## TASK GOAL
Copy every line with the string "Gewinnung" in it.

— START OF AVAILABLE DATA —

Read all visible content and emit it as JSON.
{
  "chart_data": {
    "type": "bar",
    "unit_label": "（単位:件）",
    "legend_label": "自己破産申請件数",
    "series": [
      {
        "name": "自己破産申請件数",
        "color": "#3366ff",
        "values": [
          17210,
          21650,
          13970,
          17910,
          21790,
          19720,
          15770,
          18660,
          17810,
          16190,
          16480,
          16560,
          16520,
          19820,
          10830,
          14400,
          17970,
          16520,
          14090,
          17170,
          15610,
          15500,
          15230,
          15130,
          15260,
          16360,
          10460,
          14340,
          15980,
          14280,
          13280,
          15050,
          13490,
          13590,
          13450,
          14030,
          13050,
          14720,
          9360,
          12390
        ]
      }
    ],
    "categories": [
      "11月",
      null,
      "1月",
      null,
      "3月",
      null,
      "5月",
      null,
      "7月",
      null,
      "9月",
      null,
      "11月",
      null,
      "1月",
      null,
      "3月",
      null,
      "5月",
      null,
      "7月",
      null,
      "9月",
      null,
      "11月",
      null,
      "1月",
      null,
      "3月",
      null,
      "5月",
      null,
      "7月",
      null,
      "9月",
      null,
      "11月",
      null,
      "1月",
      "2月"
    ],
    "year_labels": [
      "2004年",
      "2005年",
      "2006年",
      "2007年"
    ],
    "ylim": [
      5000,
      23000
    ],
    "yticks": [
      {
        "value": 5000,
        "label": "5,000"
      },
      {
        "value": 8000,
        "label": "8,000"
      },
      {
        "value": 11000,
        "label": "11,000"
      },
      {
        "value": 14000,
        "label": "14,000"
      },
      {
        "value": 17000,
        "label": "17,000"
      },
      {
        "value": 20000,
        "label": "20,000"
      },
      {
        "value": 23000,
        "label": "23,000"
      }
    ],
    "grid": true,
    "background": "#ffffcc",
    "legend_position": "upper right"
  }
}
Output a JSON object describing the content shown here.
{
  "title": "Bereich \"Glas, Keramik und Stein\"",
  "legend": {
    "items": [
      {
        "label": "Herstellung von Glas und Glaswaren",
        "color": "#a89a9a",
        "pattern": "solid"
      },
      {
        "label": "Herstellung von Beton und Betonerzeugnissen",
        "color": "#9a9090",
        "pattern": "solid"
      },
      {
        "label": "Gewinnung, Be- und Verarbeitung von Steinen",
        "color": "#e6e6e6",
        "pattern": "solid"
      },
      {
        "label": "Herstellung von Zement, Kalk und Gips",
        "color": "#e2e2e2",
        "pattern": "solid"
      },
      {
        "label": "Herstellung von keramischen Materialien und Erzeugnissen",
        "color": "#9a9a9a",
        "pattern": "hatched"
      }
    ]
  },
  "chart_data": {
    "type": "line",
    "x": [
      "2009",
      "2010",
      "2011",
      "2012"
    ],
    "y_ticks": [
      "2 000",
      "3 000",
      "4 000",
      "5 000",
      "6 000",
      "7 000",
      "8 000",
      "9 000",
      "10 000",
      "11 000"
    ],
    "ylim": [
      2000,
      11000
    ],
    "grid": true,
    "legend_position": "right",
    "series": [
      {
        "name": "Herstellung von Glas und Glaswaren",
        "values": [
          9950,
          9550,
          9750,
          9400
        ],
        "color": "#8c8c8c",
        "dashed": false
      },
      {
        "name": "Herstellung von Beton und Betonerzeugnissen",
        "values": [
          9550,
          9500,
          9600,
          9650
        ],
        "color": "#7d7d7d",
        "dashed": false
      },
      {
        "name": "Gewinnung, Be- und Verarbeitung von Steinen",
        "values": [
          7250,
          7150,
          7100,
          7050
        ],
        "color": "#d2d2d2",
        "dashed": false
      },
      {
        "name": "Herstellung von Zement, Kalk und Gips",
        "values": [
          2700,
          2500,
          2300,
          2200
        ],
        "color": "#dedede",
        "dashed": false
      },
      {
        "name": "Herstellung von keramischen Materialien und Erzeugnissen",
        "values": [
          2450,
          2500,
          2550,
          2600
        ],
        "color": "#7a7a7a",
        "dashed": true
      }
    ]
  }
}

— END OF AVAILABLE DATA —

## THE ANSWER
        "label": "Gewinnung, Be- und Verarbeitung von Steinen",
        "name": "Gewinnung, Be- und Verarbeitung von Steinen",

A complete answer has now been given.